Collect the lines of the entries where "Fondazione" shows up.

# Start of Extracted records

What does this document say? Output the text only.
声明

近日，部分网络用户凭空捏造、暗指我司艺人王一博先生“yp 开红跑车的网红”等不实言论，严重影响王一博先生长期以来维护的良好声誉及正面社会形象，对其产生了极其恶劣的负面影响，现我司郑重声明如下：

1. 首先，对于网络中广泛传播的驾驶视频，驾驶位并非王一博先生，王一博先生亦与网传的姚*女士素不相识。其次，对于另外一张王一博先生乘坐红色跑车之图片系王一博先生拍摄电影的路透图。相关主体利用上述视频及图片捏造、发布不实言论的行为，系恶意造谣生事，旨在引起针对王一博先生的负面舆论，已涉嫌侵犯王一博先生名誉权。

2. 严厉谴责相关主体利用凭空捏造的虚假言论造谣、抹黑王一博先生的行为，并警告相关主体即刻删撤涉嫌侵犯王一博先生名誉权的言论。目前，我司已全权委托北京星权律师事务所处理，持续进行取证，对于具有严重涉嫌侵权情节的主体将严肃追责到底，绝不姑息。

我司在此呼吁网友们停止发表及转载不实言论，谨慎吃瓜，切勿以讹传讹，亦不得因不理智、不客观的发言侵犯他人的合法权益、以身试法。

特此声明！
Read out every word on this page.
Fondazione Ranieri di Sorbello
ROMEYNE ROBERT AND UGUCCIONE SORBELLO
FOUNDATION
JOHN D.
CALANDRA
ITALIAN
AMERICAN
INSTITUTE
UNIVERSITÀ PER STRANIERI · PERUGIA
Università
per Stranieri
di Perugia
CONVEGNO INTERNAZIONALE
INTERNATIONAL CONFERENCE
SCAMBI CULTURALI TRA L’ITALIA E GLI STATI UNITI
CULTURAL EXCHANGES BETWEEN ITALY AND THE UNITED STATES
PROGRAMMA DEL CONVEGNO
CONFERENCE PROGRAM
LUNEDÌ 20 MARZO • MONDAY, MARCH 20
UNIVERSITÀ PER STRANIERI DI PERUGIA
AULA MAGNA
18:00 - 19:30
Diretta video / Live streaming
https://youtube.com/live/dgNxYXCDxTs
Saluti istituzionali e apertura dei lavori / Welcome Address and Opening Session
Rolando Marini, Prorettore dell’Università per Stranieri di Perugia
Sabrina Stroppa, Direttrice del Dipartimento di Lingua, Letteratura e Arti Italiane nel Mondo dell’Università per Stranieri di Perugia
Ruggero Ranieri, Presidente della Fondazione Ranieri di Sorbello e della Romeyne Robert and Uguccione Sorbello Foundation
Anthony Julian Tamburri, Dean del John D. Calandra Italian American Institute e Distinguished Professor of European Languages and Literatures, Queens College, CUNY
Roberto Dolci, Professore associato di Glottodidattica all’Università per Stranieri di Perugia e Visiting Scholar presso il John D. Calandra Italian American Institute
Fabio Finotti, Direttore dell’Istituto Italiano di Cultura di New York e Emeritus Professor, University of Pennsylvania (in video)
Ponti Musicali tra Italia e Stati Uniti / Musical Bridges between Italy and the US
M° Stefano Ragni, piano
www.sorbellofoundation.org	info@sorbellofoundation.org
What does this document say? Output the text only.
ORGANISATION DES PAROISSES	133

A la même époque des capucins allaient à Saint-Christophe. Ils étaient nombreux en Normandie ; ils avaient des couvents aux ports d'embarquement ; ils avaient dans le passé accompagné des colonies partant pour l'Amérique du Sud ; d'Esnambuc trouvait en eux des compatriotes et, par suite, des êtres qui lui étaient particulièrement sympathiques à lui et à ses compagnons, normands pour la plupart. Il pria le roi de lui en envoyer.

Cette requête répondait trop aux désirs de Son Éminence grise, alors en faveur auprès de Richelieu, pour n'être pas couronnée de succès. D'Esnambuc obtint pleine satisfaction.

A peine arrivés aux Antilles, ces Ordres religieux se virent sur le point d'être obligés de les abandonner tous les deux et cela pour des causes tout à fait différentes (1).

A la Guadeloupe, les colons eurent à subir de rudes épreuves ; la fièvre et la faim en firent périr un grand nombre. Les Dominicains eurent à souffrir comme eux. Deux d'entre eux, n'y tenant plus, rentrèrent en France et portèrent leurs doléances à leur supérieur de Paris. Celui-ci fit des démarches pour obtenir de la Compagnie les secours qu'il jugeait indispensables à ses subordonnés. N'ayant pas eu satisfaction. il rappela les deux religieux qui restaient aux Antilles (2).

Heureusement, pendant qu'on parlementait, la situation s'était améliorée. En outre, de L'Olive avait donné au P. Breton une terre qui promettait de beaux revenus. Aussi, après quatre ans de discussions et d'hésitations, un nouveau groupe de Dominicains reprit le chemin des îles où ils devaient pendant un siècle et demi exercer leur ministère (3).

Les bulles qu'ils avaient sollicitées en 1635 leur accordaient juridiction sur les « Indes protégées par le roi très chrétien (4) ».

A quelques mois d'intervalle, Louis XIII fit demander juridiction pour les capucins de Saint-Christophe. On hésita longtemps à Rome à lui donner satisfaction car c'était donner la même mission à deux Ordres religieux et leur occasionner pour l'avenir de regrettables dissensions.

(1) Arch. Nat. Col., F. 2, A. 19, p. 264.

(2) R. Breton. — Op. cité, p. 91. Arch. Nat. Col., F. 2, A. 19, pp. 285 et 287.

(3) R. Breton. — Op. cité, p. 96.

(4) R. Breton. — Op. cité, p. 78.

# End of Extracted records

Answer for the task –
Fondazione Ranieri di Sorbello
Ruggero Ranieri, Presidente della Fondazione Ranieri di Sorbello e della Romeyne Robert and Uguccione Sorbello Foundation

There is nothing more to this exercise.